[START Records supplied]
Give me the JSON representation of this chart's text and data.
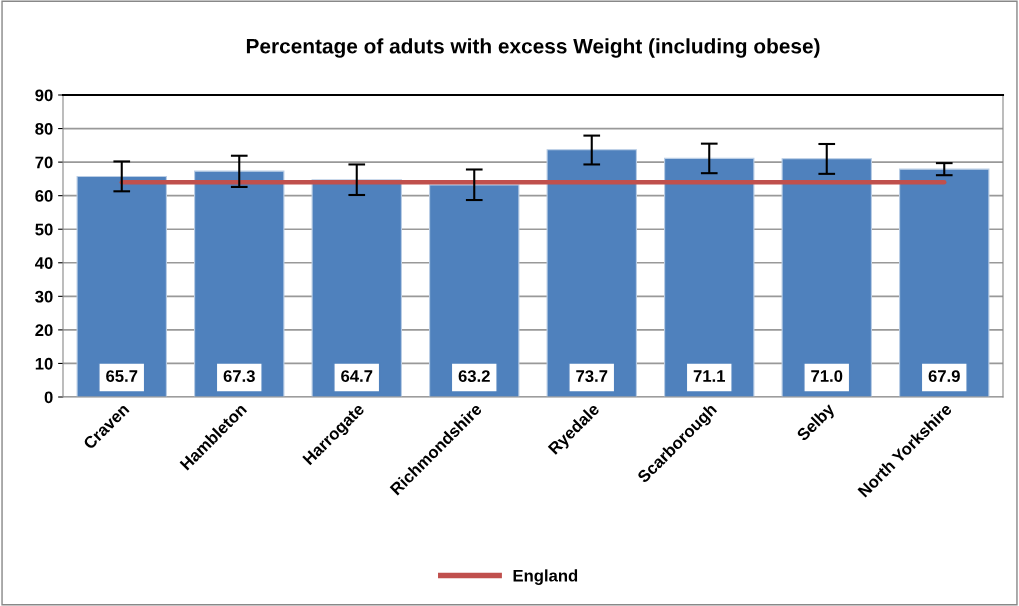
{
  "chart_data": {
    "type": "bar",
    "title": "Percentage of aduts with excess Weight (including obese)",
    "categories": [
      "Craven",
      "Hambleton",
      "Harrogate",
      "Richmondshire",
      "Ryedale",
      "Scarborough",
      "Selby",
      "North Yorkshire"
    ],
    "series": [
      {
        "color": "#4f81bd",
        "values": [
          65.7,
          67.3,
          64.7,
          63.2,
          73.7,
          71.1,
          71.0,
          67.9
        ],
        "value_labels": [
          "65.7",
          "67.3",
          "64.7",
          "63.2",
          "73.7",
          "71.1",
          "71.0",
          "67.9"
        ],
        "errors": [
          [
            61.3,
            70.2
          ],
          [
            62.6,
            71.9
          ],
          [
            60.2,
            69.3
          ],
          [
            58.7,
            67.8
          ],
          [
            69.3,
            77.9
          ],
          [
            66.7,
            75.5
          ],
          [
            66.5,
            75.4
          ],
          [
            66.1,
            69.7
          ]
        ]
      },
      {
        "type": "line",
        "name": "England",
        "color": "#c0504d",
        "values": [
          64.0,
          64.0,
          64.0,
          64.0,
          64.0,
          64.0,
          64.0,
          64.0
        ]
      }
    ],
    "ylim": [
      0,
      90
    ],
    "yticks": [
      0,
      10,
      20,
      30,
      40,
      50,
      60,
      70,
      80,
      90
    ],
    "grid": "y",
    "legend": "bottom"
  }
}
[END Records supplied]
Aim of the exercise -
Print the full listing exactly, dropping the pictures.

Output below -
Give me the JSON representation of this chart's text and data.
{
  "chart_data": {
    "type": "bar",
    "title": "Percentage of aduts with excess Weight (including obese)",
    "categories": [
      "Craven",
      "Hambleton",
      "Harrogate",
      "Richmondshire",
      "Ryedale",
      "Scarborough",
      "Selby",
      "North Yorkshire"
    ],
    "series": [
      {
        "color": "#4f81bd",
        "values": [
          65.7,
          67.3,
          64.7,
          63.2,
          73.7,
          71.1,
          71.0,
          67.9
        ],
        "value_labels": [
          "65.7",
          "67.3",
          "64.7",
          "63.2",
          "73.7",
          "71.1",
          "71.0",
          "67.9"
        ],
        "errors": [
          [
            61.3,
            70.2
          ],
          [
            62.6,
            71.9
          ],
          [
            60.2,
            69.3
          ],
          [
            58.7,
            67.8
          ],
          [
            69.3,
            77.9
          ],
          [
            66.7,
            75.5
          ],
          [
            66.5,
            75.4
          ],
          [
            66.1,
            69.7
          ]
        ]
      },
      {
        "type": "line",
        "name": "England",
        "color": "#c0504d",
        "values": [
          64.0,
          64.0,
          64.0,
          64.0,
          64.0,
          64.0,
          64.0,
          64.0
        ]
      }
    ],
    "ylim": [
      0,
      90
    ],
    "yticks": [
      0,
      10,
      20,
      30,
      40,
      50,
      60,
      70,
      80,
      90
    ],
    "grid": "y",
    "legend": "bottom"
  }
}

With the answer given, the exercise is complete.